Your objective
Transcribe the records in full, keeping every character as it is.

Source records
________________________
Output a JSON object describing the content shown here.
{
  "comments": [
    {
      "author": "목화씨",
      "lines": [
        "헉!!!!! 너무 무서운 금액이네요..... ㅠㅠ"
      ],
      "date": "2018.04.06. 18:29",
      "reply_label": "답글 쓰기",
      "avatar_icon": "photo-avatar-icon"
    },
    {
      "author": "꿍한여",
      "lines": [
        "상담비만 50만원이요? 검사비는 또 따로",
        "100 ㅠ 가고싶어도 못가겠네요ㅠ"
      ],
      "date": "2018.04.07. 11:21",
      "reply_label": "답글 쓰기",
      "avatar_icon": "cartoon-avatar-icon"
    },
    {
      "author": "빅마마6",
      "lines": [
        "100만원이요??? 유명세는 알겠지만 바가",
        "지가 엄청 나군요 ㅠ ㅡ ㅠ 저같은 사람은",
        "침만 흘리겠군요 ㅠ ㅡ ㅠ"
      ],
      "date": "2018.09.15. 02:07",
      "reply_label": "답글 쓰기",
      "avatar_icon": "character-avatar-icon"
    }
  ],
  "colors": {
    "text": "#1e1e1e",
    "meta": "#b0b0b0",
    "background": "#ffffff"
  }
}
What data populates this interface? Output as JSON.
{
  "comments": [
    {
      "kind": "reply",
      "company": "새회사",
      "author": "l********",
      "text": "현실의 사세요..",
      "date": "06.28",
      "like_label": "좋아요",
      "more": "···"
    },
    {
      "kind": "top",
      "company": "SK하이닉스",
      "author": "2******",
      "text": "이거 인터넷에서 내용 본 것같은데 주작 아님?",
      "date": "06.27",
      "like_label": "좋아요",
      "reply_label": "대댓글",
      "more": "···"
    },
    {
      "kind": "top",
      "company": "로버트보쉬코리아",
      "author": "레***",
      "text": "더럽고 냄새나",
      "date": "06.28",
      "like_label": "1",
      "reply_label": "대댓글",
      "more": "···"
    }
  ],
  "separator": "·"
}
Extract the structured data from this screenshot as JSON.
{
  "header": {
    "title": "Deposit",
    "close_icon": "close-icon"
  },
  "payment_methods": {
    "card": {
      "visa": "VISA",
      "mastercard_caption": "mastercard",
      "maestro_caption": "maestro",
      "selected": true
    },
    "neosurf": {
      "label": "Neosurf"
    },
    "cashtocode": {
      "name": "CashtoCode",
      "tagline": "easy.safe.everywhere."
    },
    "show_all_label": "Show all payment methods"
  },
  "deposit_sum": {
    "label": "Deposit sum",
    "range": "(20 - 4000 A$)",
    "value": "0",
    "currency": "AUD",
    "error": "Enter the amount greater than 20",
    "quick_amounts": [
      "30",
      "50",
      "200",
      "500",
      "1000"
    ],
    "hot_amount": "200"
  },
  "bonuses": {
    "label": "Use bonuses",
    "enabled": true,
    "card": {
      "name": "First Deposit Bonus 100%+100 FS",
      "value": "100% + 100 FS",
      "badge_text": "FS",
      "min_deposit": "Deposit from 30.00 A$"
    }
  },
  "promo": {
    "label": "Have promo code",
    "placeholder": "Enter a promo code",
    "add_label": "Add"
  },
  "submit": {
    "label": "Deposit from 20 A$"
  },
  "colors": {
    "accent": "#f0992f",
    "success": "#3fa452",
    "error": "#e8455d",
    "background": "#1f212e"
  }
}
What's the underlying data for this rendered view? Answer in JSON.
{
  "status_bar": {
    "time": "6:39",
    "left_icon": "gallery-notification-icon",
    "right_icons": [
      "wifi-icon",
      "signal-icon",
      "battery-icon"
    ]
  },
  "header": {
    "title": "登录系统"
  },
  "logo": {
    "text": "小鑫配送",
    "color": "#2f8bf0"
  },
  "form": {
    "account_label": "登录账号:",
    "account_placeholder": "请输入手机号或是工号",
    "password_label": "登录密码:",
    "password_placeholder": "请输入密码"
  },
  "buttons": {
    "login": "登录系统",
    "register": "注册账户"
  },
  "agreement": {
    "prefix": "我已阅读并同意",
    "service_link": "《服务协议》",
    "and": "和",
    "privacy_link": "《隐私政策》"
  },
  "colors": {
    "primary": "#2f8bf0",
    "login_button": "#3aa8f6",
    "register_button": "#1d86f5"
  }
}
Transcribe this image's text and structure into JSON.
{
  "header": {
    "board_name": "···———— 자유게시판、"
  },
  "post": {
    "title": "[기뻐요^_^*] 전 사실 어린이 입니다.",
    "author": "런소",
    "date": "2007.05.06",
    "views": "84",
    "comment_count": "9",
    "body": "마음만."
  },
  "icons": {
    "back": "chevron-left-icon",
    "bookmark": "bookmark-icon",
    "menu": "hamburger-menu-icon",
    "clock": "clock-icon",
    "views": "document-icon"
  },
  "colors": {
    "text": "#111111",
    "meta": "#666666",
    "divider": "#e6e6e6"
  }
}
________________________
Result below
Output a JSON object describing the content shown here.
{
  "comments": [
    {
      "author": "목화씨",
      "lines": [
        "헉!!!!! 너무 무서운 금액이네요..... ㅠㅠ"
      ],
      "date": "2018.04.06. 18:29",
      "reply_label": "답글 쓰기",
      "avatar_icon": "photo-avatar-icon"
    },
    {
      "author": "꿍한여",
      "lines": [
        "상담비만 50만원이요? 검사비는 또 따로",
        "100 ㅠ 가고싶어도 못가겠네요ㅠ"
      ],
      "date": "2018.04.07. 11:21",
      "reply_label": "답글 쓰기",
      "avatar_icon": "cartoon-avatar-icon"
    },
    {
      "author": "빅마마6",
      "lines": [
        "100만원이요??? 유명세는 알겠지만 바가",
        "지가 엄청 나군요 ㅠ ㅡ ㅠ 저같은 사람은",
        "침만 흘리겠군요 ㅠ ㅡ ㅠ"
      ],
      "date": "2018.09.15. 02:07",
      "reply_label": "답글 쓰기",
      "avatar_icon": "character-avatar-icon"
    }
  ],
  "colors": {
    "text": "#1e1e1e",
    "meta": "#b0b0b0",
    "background": "#ffffff"
  }
}
What data populates this interface? Output as JSON.
{
  "comments": [
    {
      "kind": "reply",
      "company": "새회사",
      "author": "l********",
      "text": "현실의 사세요..",
      "date": "06.28",
      "like_label": "좋아요",
      "more": "···"
    },
    {
      "kind": "top",
      "company": "SK하이닉스",
      "author": "2******",
      "text": "이거 인터넷에서 내용 본 것같은데 주작 아님?",
      "date": "06.27",
      "like_label": "좋아요",
      "reply_label": "대댓글",
      "more": "···"
    },
    {
      "kind": "top",
      "company": "로버트보쉬코리아",
      "author": "레***",
      "text": "더럽고 냄새나",
      "date": "06.28",
      "like_label": "1",
      "reply_label": "대댓글",
      "more": "···"
    }
  ],
  "separator": "·"
}
Extract the structured data from this screenshot as JSON.
{
  "header": {
    "title": "Deposit",
    "close_icon": "close-icon"
  },
  "payment_methods": {
    "card": {
      "visa": "VISA",
      "mastercard_caption": "mastercard",
      "maestro_caption": "maestro",
      "selected": true
    },
    "neosurf": {
      "label": "Neosurf"
    },
    "cashtocode": {
      "name": "CashtoCode",
      "tagline": "easy.safe.everywhere."
    },
    "show_all_label": "Show all payment methods"
  },
  "deposit_sum": {
    "label": "Deposit sum",
    "range": "(20 - 4000 A$)",
    "value": "0",
    "currency": "AUD",
    "error": "Enter the amount greater than 20",
    "quick_amounts": [
      "30",
      "50",
      "200",
      "500",
      "1000"
    ],
    "hot_amount": "200"
  },
  "bonuses": {
    "label": "Use bonuses",
    "enabled": true,
    "card": {
      "name": "First Deposit Bonus 100%+100 FS",
      "value": "100% + 100 FS",
      "badge_text": "FS",
      "min_deposit": "Deposit from 30.00 A$"
    }
  },
  "promo": {
    "label": "Have promo code",
    "placeholder": "Enter a promo code",
    "add_label": "Add"
  },
  "submit": {
    "label": "Deposit from 20 A$"
  },
  "colors": {
    "accent": "#f0992f",
    "success": "#3fa452",
    "error": "#e8455d",
    "background": "#1f212e"
  }
}
What's the underlying data for this rendered view? Answer in JSON.
{
  "status_bar": {
    "time": "6:39",
    "left_icon": "gallery-notification-icon",
    "right_icons": [
      "wifi-icon",
      "signal-icon",
      "battery-icon"
    ]
  },
  "header": {
    "title": "登录系统"
  },
  "logo": {
    "text": "小鑫配送",
    "color": "#2f8bf0"
  },
  "form": {
    "account_label": "登录账号:",
    "account_placeholder": "请输入手机号或是工号",
    "password_label": "登录密码:",
    "password_placeholder": "请输入密码"
  },
  "buttons": {
    "login": "登录系统",
    "register": "注册账户"
  },
  "agreement": {
    "prefix": "我已阅读并同意",
    "service_link": "《服务协议》",
    "and": "和",
    "privacy_link": "《隐私政策》"
  },
  "colors": {
    "primary": "#2f8bf0",
    "login_button": "#3aa8f6",
    "register_button": "#1d86f5"
  }
}
Transcribe this image's text and structure into JSON.
{
  "header": {
    "board_name": "···———— 자유게시판、"
  },
  "post": {
    "title": "[기뻐요^_^*] 전 사실 어린이 입니다.",
    "author": "런소",
    "date": "2007.05.06",
    "views": "84",
    "comment_count": "9",
    "body": "마음만."
  },
  "icons": {
    "back": "chevron-left-icon",
    "bookmark": "bookmark-icon",
    "menu": "hamburger-menu-icon",
    "clock": "clock-icon",
    "views": "document-icon"
  },
  "colors": {
    "text": "#111111",
    "meta": "#666666",
    "divider": "#e6e6e6"
  }
}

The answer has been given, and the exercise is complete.